● Directive
From the entries below, pull out each line where "JSON" appears.

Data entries
------------

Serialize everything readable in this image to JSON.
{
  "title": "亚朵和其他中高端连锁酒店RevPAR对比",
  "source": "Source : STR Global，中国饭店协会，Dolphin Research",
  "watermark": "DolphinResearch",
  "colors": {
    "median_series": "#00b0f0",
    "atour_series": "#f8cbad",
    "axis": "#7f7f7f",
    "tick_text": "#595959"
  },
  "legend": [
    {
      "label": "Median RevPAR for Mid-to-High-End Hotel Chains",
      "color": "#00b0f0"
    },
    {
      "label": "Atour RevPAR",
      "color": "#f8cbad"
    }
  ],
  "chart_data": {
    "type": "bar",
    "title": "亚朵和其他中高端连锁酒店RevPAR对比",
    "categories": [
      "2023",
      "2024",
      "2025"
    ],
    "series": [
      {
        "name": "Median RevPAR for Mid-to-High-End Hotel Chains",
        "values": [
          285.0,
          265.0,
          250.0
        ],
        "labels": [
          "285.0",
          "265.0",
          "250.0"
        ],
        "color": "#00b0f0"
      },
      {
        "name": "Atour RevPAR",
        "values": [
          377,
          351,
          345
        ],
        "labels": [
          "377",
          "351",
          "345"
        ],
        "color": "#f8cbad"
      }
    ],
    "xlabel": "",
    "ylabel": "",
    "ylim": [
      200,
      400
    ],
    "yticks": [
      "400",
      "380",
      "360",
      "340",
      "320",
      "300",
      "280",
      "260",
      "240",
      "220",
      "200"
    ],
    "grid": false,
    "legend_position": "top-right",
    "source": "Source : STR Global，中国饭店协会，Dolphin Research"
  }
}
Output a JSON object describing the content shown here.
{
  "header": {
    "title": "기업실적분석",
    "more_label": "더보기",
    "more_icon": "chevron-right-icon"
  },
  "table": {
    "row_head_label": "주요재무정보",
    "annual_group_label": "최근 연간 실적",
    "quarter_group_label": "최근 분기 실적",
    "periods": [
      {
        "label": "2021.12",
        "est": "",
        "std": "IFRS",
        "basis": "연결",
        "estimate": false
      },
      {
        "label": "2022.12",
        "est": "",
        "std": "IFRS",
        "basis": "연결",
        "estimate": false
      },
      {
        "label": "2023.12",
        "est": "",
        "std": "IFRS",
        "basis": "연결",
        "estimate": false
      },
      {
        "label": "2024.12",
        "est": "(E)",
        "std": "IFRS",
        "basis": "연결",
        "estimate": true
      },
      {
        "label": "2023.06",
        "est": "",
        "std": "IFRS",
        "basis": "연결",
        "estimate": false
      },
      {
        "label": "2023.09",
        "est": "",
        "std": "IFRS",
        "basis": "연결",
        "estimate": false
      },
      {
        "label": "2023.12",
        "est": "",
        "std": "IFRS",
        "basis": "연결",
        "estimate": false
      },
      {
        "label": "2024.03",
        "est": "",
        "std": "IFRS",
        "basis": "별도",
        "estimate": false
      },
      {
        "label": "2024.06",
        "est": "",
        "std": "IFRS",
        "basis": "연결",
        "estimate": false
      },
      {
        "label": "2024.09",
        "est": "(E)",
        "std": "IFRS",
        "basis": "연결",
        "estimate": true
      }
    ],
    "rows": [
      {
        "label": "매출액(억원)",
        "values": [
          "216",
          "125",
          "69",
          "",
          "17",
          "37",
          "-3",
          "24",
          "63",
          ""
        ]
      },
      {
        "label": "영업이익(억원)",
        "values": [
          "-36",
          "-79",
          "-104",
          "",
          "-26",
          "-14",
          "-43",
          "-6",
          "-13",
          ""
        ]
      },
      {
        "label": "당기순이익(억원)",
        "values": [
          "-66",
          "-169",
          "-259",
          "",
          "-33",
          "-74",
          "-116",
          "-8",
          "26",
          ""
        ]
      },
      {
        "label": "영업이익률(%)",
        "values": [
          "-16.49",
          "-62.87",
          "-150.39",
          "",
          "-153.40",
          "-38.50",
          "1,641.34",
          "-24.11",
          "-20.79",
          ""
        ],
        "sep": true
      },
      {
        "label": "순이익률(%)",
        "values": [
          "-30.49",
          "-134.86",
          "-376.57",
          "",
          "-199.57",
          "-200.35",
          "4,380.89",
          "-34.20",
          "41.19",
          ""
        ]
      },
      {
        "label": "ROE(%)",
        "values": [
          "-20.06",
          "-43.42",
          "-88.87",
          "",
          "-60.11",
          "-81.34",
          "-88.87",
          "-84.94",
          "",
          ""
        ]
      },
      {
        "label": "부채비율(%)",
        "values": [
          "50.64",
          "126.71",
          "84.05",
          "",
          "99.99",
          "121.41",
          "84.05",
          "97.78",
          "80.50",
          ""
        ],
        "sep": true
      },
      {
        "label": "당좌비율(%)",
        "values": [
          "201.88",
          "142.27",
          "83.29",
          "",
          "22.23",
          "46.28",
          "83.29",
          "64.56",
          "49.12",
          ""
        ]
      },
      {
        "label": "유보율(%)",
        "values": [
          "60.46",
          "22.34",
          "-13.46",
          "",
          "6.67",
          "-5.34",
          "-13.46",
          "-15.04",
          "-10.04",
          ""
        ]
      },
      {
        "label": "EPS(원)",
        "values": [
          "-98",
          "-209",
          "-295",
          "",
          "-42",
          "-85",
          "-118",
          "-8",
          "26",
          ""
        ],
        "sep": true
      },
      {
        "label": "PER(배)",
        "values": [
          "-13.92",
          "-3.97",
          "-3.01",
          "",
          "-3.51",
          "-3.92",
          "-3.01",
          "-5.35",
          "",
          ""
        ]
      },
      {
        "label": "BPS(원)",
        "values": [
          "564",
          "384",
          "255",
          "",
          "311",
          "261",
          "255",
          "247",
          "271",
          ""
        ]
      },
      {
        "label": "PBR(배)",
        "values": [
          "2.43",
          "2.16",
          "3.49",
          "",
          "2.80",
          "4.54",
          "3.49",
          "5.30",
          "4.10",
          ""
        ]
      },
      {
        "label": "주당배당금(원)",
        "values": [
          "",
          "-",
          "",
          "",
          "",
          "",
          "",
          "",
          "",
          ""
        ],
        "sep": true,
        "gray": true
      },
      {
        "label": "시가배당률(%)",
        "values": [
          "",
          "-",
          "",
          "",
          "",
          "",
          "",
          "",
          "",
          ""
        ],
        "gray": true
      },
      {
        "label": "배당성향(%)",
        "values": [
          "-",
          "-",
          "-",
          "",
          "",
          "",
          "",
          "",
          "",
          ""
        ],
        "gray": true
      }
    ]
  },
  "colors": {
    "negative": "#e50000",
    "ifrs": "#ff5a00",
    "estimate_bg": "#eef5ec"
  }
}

------------

● Output for this exercise
Serialize everything readable in this image to JSON.
Output a JSON object describing the content shown here.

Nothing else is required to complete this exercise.